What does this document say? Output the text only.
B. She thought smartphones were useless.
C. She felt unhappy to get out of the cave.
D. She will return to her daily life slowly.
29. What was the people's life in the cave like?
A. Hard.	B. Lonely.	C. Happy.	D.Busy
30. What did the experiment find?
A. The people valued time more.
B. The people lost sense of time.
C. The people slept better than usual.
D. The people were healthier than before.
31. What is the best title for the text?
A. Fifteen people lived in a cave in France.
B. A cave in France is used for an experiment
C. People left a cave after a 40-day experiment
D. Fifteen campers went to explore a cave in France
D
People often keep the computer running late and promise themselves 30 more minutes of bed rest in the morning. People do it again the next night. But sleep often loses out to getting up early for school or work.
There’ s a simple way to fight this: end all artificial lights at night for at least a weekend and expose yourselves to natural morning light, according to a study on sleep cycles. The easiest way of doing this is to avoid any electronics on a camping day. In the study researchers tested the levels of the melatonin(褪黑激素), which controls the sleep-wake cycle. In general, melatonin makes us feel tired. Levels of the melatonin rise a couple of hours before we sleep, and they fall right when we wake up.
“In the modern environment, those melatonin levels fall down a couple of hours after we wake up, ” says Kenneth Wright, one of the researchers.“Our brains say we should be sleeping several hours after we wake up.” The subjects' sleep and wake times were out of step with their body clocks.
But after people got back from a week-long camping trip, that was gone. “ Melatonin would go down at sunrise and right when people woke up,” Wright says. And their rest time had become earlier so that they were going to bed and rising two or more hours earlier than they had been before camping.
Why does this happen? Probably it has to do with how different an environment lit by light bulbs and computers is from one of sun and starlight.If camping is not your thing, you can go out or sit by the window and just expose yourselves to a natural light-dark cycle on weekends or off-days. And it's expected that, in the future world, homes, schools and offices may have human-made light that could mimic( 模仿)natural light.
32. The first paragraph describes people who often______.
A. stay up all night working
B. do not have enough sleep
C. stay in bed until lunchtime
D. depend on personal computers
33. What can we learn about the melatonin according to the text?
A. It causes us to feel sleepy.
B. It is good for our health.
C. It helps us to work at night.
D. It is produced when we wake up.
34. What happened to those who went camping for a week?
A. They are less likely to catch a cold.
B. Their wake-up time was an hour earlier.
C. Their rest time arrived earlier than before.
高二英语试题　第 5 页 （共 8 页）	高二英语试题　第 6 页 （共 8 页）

****

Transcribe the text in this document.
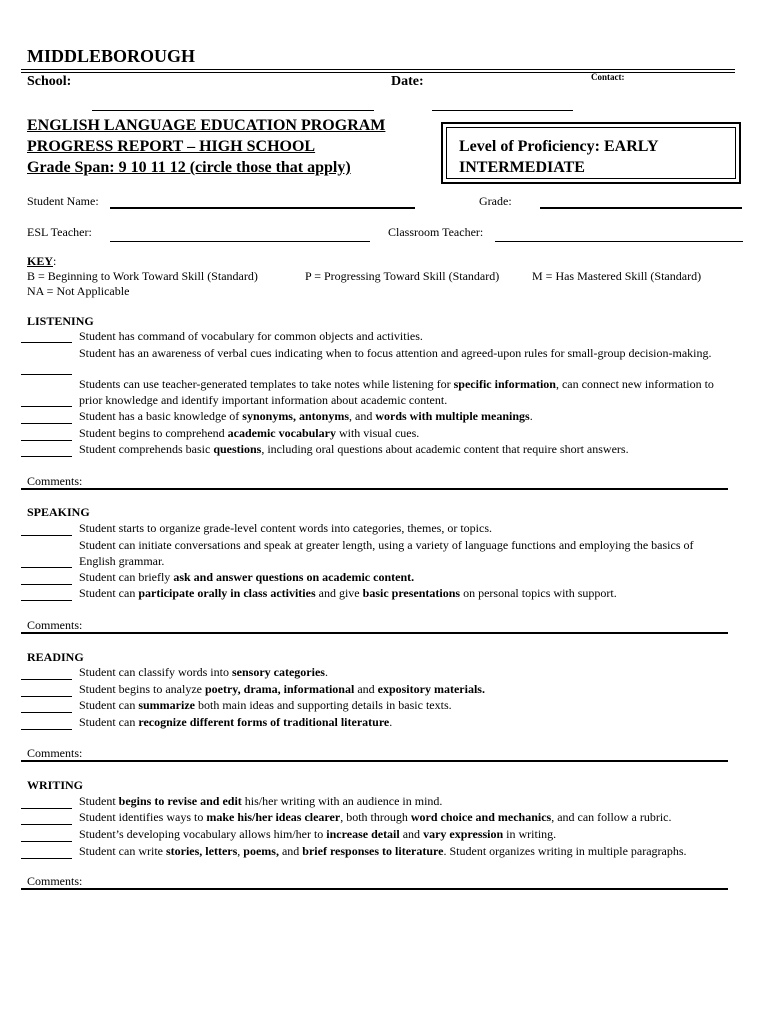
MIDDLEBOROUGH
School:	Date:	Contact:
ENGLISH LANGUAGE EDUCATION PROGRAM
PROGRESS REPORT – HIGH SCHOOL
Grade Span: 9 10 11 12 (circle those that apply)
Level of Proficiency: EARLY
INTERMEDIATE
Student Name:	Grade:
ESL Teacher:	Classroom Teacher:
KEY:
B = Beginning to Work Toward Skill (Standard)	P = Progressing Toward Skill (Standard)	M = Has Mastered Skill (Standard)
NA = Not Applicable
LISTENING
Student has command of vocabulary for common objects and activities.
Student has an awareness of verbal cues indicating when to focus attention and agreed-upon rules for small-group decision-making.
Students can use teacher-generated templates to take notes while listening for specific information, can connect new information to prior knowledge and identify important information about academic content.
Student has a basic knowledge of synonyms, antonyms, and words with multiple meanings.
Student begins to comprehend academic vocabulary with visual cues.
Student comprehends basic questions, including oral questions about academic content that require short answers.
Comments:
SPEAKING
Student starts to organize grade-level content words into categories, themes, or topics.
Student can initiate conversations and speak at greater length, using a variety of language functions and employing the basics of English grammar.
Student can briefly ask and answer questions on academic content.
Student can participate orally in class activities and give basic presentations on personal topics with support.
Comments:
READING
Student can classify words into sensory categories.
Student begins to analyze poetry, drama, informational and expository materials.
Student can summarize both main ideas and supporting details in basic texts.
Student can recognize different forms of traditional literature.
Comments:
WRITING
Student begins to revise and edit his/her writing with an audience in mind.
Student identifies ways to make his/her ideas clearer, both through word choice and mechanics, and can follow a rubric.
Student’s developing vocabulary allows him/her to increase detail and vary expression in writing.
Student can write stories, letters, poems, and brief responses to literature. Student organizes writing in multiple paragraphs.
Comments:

****

- [Problem description]: Show the lines of the records that include the string "content".

- [Result of this exercise]:
Students can use teacher-generated templates to take notes while listening for specific information, can connect new information to prior knowledge and identify important information about academic content.
Student comprehends basic questions, including oral questions about academic content that require short answers.
Student starts to organize grade-level content words into categories, themes, or topics.
Student can briefly ask and answer questions on academic content.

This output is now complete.